§ ESERCIZIO BREVE 1
Rispondi a queste domande sul brano sull'accoglienza dei migranti:
(a) Quanti stranieri al massimo potrebbero ospitare i "mini-Cie" immaginati da Minniti?
(b) In che giorno il ministro parlerà dei nuovi centri con i presidenti delle Regioni?
(c) In quale città è cominciata l'azione "persuasiva"?
§ ESERCIZIO BREVE 2
Restituisci senza modifiche la parte del brano sull'accoglienza dei migranti che va da "Ma per rendere" fino a "aerea o marittima." compreso.

§ PASSO DEL DOCUMENTO
========================================================================

Ma per rendere più rapide ed efficaci le pratiche di espulsione di chi non ha titolo per rimanere in Italia, a cominciare da chi abbia commesso reati, occorrono i centri di espulsione, che Minniti immagina come “mini-Cie” capaci di ospitare al massimo un centinaio di stranieri e per brevi periodi (un mese?) prima dell’imbarco e del rimpatrio per via aerea o marittima.
Sul punto, delicatissimo, dei nuovi centri Morcone non si sbilancia: «Ne parlerà il ministro il 19 gennaio prossimo a Roma con i presidenti delle Regioni in occasione della riunione dell’apposita conferenza».
Il terzo fronte, più facile soltanto all’apparenza, riguarda per l’appunto una più capillare - e numericamente più sostanziosa - accoglienza diffusa sul territorio italiano. L’azione “persuasiva” è cominciata ieri a Trieste, capoluogo di quel Friuli Venezia Giulia che non è spiaggia da sbarco mediterraneo ma approdo terrestre da nord (Austria) e da Est (Slovenia e soprattutto Balcani). Debora Serracchiani, presidente della Regione e vice di Matteo Renzi alla segreteria nazionale del Pd, rammenta ai sindaci che occorre agire d’iniziativa, sviluppando progetti d’accoglienza, prima di dover essere costretti a subire l’imperio prefettizio. Le fa eco Annapaola Porzio, commissario del Governo per il Fvg, in ciò sostenuta dai sindaci delle città capoluogo che risultano oberate di richiedenti asilo non meno che di migranti “vaganti” senza alloggio e talora senza titoli di permanenza.

========================================================================

§ Dati estratti da una raccolta
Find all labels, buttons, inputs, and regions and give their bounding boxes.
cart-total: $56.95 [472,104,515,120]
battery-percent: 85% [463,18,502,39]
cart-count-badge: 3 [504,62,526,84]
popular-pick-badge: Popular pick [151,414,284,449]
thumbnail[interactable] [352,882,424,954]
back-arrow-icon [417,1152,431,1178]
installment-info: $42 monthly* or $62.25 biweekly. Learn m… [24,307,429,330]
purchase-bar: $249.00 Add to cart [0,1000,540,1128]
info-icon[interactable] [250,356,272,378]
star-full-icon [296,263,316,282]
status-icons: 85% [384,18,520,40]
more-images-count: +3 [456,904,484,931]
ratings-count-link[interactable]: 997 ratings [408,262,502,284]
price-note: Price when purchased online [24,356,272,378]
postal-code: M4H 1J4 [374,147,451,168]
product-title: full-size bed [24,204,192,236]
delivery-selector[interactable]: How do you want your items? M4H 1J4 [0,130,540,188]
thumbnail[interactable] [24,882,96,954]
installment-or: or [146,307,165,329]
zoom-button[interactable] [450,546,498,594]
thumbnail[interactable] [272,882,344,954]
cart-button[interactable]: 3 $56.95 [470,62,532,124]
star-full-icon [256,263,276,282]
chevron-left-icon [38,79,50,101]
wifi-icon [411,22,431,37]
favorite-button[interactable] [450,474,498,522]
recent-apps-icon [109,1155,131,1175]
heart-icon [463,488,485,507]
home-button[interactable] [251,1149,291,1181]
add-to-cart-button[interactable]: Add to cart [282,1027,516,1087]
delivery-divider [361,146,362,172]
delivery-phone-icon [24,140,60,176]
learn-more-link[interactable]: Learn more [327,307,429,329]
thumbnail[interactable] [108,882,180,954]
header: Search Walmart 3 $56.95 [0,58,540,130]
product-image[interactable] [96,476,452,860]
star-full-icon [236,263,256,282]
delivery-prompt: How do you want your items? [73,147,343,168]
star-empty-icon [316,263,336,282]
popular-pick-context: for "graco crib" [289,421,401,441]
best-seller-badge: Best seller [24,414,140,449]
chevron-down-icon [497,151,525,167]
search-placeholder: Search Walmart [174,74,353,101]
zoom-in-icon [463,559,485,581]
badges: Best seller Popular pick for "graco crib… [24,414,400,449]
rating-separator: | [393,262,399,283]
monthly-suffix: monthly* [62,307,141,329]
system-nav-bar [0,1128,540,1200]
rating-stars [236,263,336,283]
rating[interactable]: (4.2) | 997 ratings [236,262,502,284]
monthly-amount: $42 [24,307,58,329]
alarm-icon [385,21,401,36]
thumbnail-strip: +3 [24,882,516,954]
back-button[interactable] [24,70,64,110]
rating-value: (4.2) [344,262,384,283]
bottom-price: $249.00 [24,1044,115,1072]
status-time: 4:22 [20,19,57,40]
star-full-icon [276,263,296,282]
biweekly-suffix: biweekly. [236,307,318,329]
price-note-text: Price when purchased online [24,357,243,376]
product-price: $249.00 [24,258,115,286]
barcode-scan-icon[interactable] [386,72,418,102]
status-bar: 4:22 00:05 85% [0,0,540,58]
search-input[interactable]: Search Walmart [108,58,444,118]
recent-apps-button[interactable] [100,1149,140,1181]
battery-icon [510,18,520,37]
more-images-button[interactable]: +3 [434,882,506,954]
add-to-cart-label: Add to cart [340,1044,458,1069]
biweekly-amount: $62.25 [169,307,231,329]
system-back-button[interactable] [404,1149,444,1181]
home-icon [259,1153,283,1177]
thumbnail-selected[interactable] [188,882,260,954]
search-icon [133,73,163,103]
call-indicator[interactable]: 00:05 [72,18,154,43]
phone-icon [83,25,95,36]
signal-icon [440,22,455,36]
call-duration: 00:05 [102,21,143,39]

========================================================================

§ SOLUZIONE SCRITTA 1
(a) Un centinaio.
(b) Il 19 gennaio prossimo, a Roma.
(c) A Trieste.

§ SOLUZIONE SCRITTA 2
Ma per rendere più rapide ed efficaci le pratiche di espulsione di chi non ha titolo per rimanere in Italia, a cominciare da chi abbia commesso reati, occorrono i centri di espulsione, che Minniti immagina come “mini-Cie” capaci di ospitare al massimo un centinaio di stranieri e per brevi periodi (un mese?) prima dell’imbarco e del rimpatrio per via aerea o marittima.